WHAT THE EXERCISE ASKS: Every line that includes the word "menjawab" is to be listed.

INPUT FOR THIS TASK:
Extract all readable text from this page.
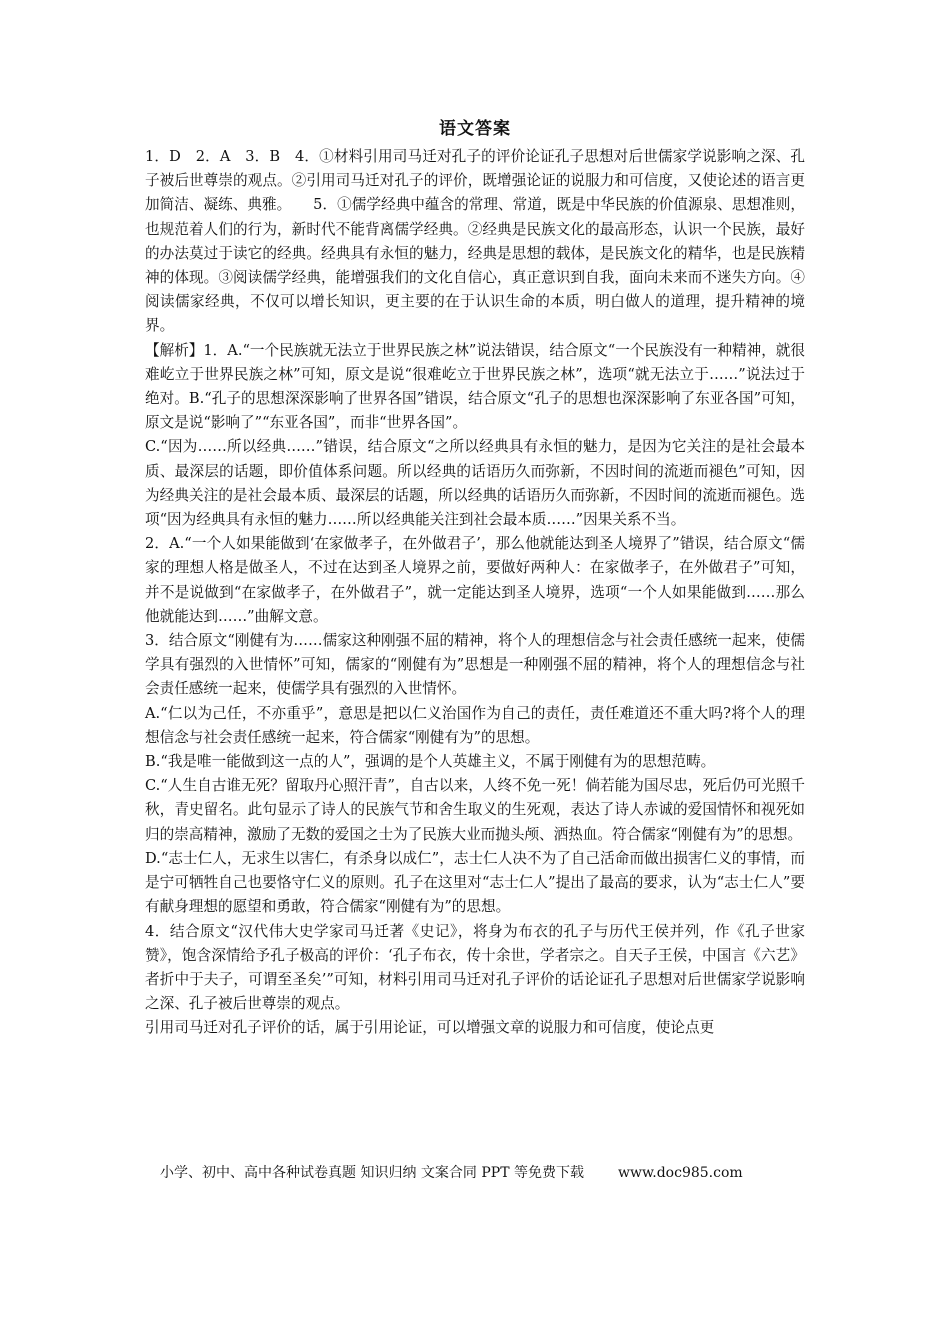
语文答案

1．D　2．A　3．B　4．①材料引用司马迁对孔子的评价论证孔子思想对后世儒家学说影响之深、孔子被后世尊崇的观点。②引用司马迁对孔子的评价，既增强论证的说服力和可信度，又使论述的语言更加简洁、凝练、典雅。　　5．①儒学经典中蕴含的常理、常道，既是中华民族的价值源泉、思想准则，也规范着人们的行为，新时代不能背离儒学经典。②经典是民族文化的最高形态，认识一个民族，最好的办法莫过于读它的经典。经典具有永恒的魅力，经典是思想的载体，是民族文化的精华，也是民族精神的体现。③阅读儒学经典，能增强我们的文化自信心，真正意识到自我，面向未来而不迷失方向。④阅读儒家经典，不仅可以增长知识，更主要的在于认识生命的本质，明白做人的道理，提升精神的境界。

【解析】1．A.“一个民族就无法立于世界民族之林”说法错误，结合原文“一个民族没有一种精神，就很难屹立于世界民族之林”可知，原文是说“很难屹立于世界民族之林”，选项“就无法立于……”说法过于绝对。B.“孔子的思想深深影响了世界各国”错误，结合原文“孔子的思想也深深影响了东亚各国”可知，原文是说“影响了”“东亚各国”，而非“世界各国”。

C.“因为……所以经典……”错误，结合原文“之所以经典具有永恒的魅力，是因为它关注的是社会最本质、最深层的话题，即价值体系问题。所以经典的话语历久而弥新，不因时间的流逝而褪色”可知，因为经典关注的是社会最本质、最深层的话题，所以经典的话语历久而弥新，不因时间的流逝而褪色。选项“因为经典具有永恒的魅力……所以经典能关注到社会最本质……”因果关系不当。

2．A.“一个人如果能做到‘在家做孝子，在外做君子’，那么他就能达到圣人境界了”错误，结合原文“儒家的理想人格是做圣人，不过在达到圣人境界之前，要做好两种人：在家做孝子，在外做君子”可知，并不是说做到“在家做孝子，在外做君子”，就一定能达到圣人境界，选项“一个人如果能做到……那么他就能达到……”曲解文意。

3．结合原文“刚健有为……儒家这种刚强不屈的精神，将个人的理想信念与社会责任感统一起来，使儒学具有强烈的入世情怀”可知，儒家的“刚健有为”思想是一种刚强不屈的精神，将个人的理想信念与社会责任感统一起来，使儒学具有强烈的入世情怀。

A.“仁以为己任，不亦重乎”，意思是把以仁义治国作为自己的责任，责任难道还不重大吗?将个人的理想信念与社会责任感统一起来，符合儒家“刚健有为”的思想。

B.“我是唯一能做到这一点的人”，强调的是个人英雄主义，不属于刚健有为的思想范畴。

C.“人生自古谁无死？留取丹心照汗青”，自古以来，人终不免一死！倘若能为国尽忠，死后仍可光照千秋，青史留名。此句显示了诗人的民族气节和舍生取义的生死观，表达了诗人赤诚的爱国情怀和视死如归的崇高精神，激励了无数的爱国之士为了民族大业而抛头颅、洒热血。符合儒家“刚健有为”的思想。

D.“志士仁人，无求生以害仁，有杀身以成仁”，志士仁人决不为了自己活命而做出损害仁义的事情，而是宁可牺牲自己也要恪守仁义的原则。孔子在这里对“志士仁人”提出了最高的要求，认为“志士仁人”要有献身理想的愿望和勇敢，符合儒家“刚健有为”的思想。

4．结合原文“汉代伟大史学家司马迁著《史记》，将身为布衣的孔子与历代王侯并列，作《孔子世家赞》，饱含深情给予孔子极高的评价：‘孔子布衣，传十余世，学者宗之。自天子王侯，中国言《六艺》者折中于夫子，可谓至圣矣’”可知，材料引用司马迁对孔子评价的话论证孔子思想对后世儒家学说影响之深、孔子被后世尊崇的观点。

引用司马迁对孔子评价的话，属于引用论证，可以增强文章的说服力和可信度，使论点更

小学、初中、高中各种试卷真题 知识归纳 文案合同 PPT 等免费下载 www.doc985.com
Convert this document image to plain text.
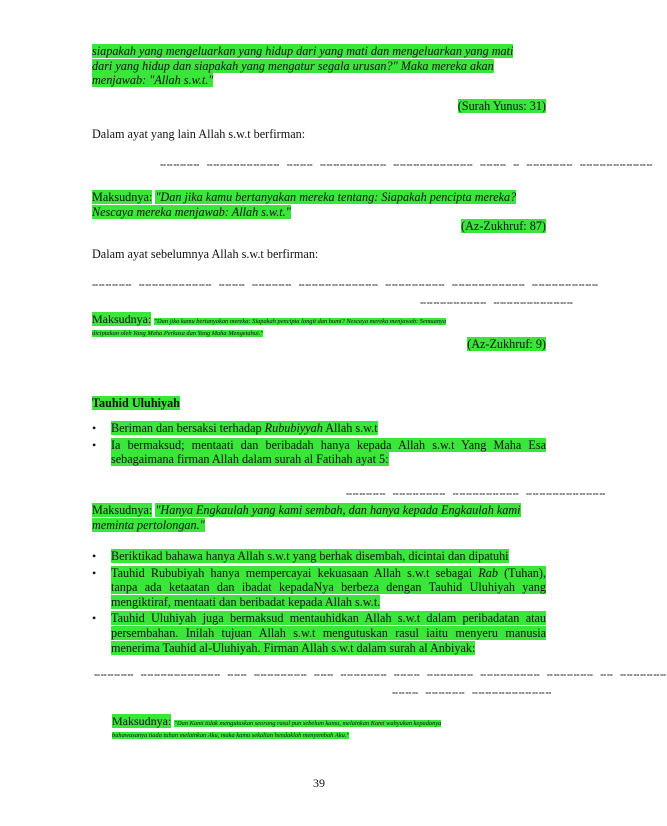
siapakah yang mengeluarkan yang hidup dari yang mati dan mengeluarkan yang mati
dari yang hidup dan siapakah yang mengatur segala urusan?" Maka mereka akan
menjawab: "Allah s.w.t."
(Surah Yunus: 31)
Dalam ayat yang lain Allah s.w.t berfirman:
ⵧⵧⵧⵧⵧⵧ ⵧⵧⵧⵧⵧⵧⵧⵧⵧⵧⵧ ⵧⵧⵧⵧ ⵧⵧⵧⵧⵧⵧⵧⵧⵧⵧ ⵧⵧⵧⵧⵧⵧⵧⵧⵧⵧⵧⵧ ⵧⵧⵧⵧ ⵧ ⵧⵧⵧⵧⵧⵧⵧ ⵧⵧⵧⵧⵧⵧⵧⵧⵧⵧⵧ
Maksudnya: "Dan jika kamu bertanyakan mereka tentang: Siapakah pencipta mereka?
Nescaya mereka menjawab: Allah s.w.t."
(Az-Zukhruf: 87)
Dalam ayat sebelumnya Allah s.w.t berfirman:
ⵧⵧⵧⵧⵧⵧ ⵧⵧⵧⵧⵧⵧⵧⵧⵧⵧⵧ ⵧⵧⵧⵧ ⵧⵧⵧⵧⵧⵧ ⵧⵧⵧⵧⵧⵧⵧⵧⵧⵧⵧⵧ ⵧⵧⵧⵧⵧⵧⵧⵧⵧ ⵧⵧⵧⵧⵧⵧⵧⵧⵧⵧⵧ ⵧⵧⵧⵧⵧⵧⵧⵧⵧⵧ
ⵧⵧⵧⵧⵧⵧⵧⵧⵧⵧ ⵧⵧⵧⵧⵧⵧⵧⵧⵧⵧⵧⵧ
Maksudnya: "Dan jika kamu bertanyakan mereka: Siapakah pencipta langit dan bumi? Nescaya mereka menjawab: Semuanya
diciptakan oleh Yang Maha Perkasa dan Yang Maha Mengetahui."
(Az-Zukhruf: 9)
Tauhid Uluhiyah
• Beriman dan bersaksi terhadap Rububiyyah Allah s.w.t
• Ia bermaksud; mentaati dan beribadah hanya kepada Allah s.w.t Yang Maha Esa sebagaimana firman Allah dalam surah al Fatihah ayat 5:
ⵧⵧⵧⵧⵧⵧ ⵧⵧⵧⵧⵧⵧⵧⵧ ⵧⵧⵧⵧⵧⵧⵧⵧⵧⵧ ⵧⵧⵧⵧⵧⵧⵧⵧⵧⵧⵧⵧ
Maksudnya: "Hanya Engkaulah yang kami sembah, dan hanya kepada Engkaulah kami
meminta pertolongan."
• Beriktikad bahawa hanya Allah s.w.t yang berhak disembah, dicintai dan dipatuhi
• Tauhid Rububiyah hanya mempercayai kekuasaan Allah s.w.t sebagai Rab (Tuhan), tanpa ada ketaatan dan ibadat kepadaNya berbeza dengan Tauhid Uluhiyah yang mengiktiraf, mentaati dan beribadat kepada Allah s.w.t.
• Tauhid Uluhiyah juga bermaksud mentauhidkan Allah s.w.t dalam peribadatan atau persembahan. Inilah tujuan Allah s.w.t mengutuskan rasul iaitu menyeru manusia menerima Tauhid al-Uluhiyah. Firman Allah s.w.t dalam surah al Anbiyak:
ⵧⵧⵧⵧⵧⵧ ⵧⵧⵧⵧⵧⵧⵧⵧⵧⵧⵧⵧ ⵧⵧⵧ ⵧⵧⵧⵧⵧⵧⵧⵧ ⵧⵧⵧ ⵧⵧⵧⵧⵧⵧⵧ ⵧⵧⵧⵧ ⵧⵧⵧⵧⵧⵧⵧ ⵧⵧⵧⵧⵧⵧⵧⵧⵧ ⵧⵧⵧⵧⵧⵧⵧ ⵧⵧ ⵧⵧⵧⵧⵧⵧⵧ
ⵧⵧⵧⵧ ⵧⵧⵧⵧⵧⵧ ⵧⵧⵧⵧⵧⵧⵧⵧⵧⵧⵧⵧ
Maksudnya: "Dan Kami tidak mengutuskan seorang rasul pun sebelum kamu, melainkan Kami wahyukan kepadanya
bahawasanya tiada tuhan melainkan Aku, maka kamu sekalian hendaklah menyembah Aku."
39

ANSWER TO THE TASK:
menjawab: "Allah s.w.t."
Nescaya mereka menjawab: Allah s.w.t."
Maksudnya: "Dan jika kamu bertanyakan mereka: Siapakah pencipta langit dan bumi? Nescaya mereka menjawab: Semuanya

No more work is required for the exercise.